## [Your instructions]
Print the entire listing. Each line must match the original exactly.

## [Dataset entries]
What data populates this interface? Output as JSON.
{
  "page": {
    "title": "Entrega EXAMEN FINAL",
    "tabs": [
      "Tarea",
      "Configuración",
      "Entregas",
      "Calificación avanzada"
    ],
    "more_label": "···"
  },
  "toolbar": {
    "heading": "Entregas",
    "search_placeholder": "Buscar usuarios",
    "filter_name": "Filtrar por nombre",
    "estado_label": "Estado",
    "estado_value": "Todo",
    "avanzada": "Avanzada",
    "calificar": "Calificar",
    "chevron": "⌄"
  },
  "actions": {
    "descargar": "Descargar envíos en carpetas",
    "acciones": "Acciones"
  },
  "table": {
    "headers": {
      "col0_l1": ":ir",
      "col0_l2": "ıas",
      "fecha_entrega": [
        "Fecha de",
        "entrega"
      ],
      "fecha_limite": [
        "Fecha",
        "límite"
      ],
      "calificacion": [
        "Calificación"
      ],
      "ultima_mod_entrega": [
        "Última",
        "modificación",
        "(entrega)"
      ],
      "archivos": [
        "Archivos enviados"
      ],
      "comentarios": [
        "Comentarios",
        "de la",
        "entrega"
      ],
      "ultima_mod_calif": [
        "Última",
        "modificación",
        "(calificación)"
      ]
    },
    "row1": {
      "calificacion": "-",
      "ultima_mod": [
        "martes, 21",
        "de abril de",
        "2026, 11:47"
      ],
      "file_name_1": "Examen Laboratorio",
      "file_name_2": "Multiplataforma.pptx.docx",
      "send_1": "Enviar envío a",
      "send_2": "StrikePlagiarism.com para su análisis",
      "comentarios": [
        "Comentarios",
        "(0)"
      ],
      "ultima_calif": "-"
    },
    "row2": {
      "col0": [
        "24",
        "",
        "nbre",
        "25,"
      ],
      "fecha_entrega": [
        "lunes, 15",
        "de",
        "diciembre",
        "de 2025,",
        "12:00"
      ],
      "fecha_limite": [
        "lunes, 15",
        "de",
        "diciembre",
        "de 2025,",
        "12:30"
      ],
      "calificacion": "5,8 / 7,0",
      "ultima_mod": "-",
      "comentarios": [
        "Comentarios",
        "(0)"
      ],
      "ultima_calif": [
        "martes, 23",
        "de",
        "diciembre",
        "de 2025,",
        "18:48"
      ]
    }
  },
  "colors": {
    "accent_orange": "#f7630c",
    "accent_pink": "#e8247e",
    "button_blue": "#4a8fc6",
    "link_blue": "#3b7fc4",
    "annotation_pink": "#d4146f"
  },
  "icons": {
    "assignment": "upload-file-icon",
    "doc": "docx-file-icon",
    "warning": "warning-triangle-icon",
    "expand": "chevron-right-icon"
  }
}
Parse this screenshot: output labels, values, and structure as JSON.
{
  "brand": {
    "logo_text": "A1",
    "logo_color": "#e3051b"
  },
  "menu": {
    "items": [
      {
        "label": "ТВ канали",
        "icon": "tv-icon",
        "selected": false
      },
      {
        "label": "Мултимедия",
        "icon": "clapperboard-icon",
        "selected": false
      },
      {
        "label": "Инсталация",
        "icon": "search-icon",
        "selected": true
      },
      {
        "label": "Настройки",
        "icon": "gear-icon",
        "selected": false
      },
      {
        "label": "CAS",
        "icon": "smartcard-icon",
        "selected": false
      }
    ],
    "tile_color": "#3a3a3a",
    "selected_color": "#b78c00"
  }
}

## [Response for this exercise]
What data populates this interface? Output as JSON.
{
  "page": {
    "title": "Entrega EXAMEN FINAL",
    "tabs": [
      "Tarea",
      "Configuración",
      "Entregas",
      "Calificación avanzada"
    ],
    "more_label": "···"
  },
  "toolbar": {
    "heading": "Entregas",
    "search_placeholder": "Buscar usuarios",
    "filter_name": "Filtrar por nombre",
    "estado_label": "Estado",
    "estado_value": "Todo",
    "avanzada": "Avanzada",
    "calificar": "Calificar",
    "chevron": "⌄"
  },
  "actions": {
    "descargar": "Descargar envíos en carpetas",
    "acciones": "Acciones"
  },
  "table": {
    "headers": {
      "col0_l1": ":ir",
      "col0_l2": "ıas",
      "fecha_entrega": [
        "Fecha de",
        "entrega"
      ],
      "fecha_limite": [
        "Fecha",
        "límite"
      ],
      "calificacion": [
        "Calificación"
      ],
      "ultima_mod_entrega": [
        "Última",
        "modificación",
        "(entrega)"
      ],
      "archivos": [
        "Archivos enviados"
      ],
      "comentarios": [
        "Comentarios",
        "de la",
        "entrega"
      ],
      "ultima_mod_calif": [
        "Última",
        "modificación",
        "(calificación)"
      ]
    },
    "row1": {
      "calificacion": "-",
      "ultima_mod": [
        "martes, 21",
        "de abril de",
        "2026, 11:47"
      ],
      "file_name_1": "Examen Laboratorio",
      "file_name_2": "Multiplataforma.pptx.docx",
      "send_1": "Enviar envío a",
      "send_2": "StrikePlagiarism.com para su análisis",
      "comentarios": [
        "Comentarios",
        "(0)"
      ],
      "ultima_calif": "-"
    },
    "row2": {
      "col0": [
        "24",
        "",
        "nbre",
        "25,"
      ],
      "fecha_entrega": [
        "lunes, 15",
        "de",
        "diciembre",
        "de 2025,",
        "12:00"
      ],
      "fecha_limite": [
        "lunes, 15",
        "de",
        "diciembre",
        "de 2025,",
        "12:30"
      ],
      "calificacion": "5,8 / 7,0",
      "ultima_mod": "-",
      "comentarios": [
        "Comentarios",
        "(0)"
      ],
      "ultima_calif": [
        "martes, 23",
        "de",
        "diciembre",
        "de 2025,",
        "18:48"
      ]
    }
  },
  "colors": {
    "accent_orange": "#f7630c",
    "accent_pink": "#e8247e",
    "button_blue": "#4a8fc6",
    "link_blue": "#3b7fc4",
    "annotation_pink": "#d4146f"
  },
  "icons": {
    "assignment": "upload-file-icon",
    "doc": "docx-file-icon",
    "warning": "warning-triangle-icon",
    "expand": "chevron-right-icon"
  }
}
Parse this screenshot: output labels, values, and structure as JSON.
{
  "brand": {
    "logo_text": "A1",
    "logo_color": "#e3051b"
  },
  "menu": {
    "items": [
      {
        "label": "ТВ канали",
        "icon": "tv-icon",
        "selected": false
      },
      {
        "label": "Мултимедия",
        "icon": "clapperboard-icon",
        "selected": false
      },
      {
        "label": "Инсталация",
        "icon": "search-icon",
        "selected": true
      },
      {
        "label": "Настройки",
        "icon": "gear-icon",
        "selected": false
      },
      {
        "label": "CAS",
        "icon": "smartcard-icon",
        "selected": false
      }
    ],
    "tile_color": "#3a3a3a",
    "selected_color": "#b78c00"
  }
}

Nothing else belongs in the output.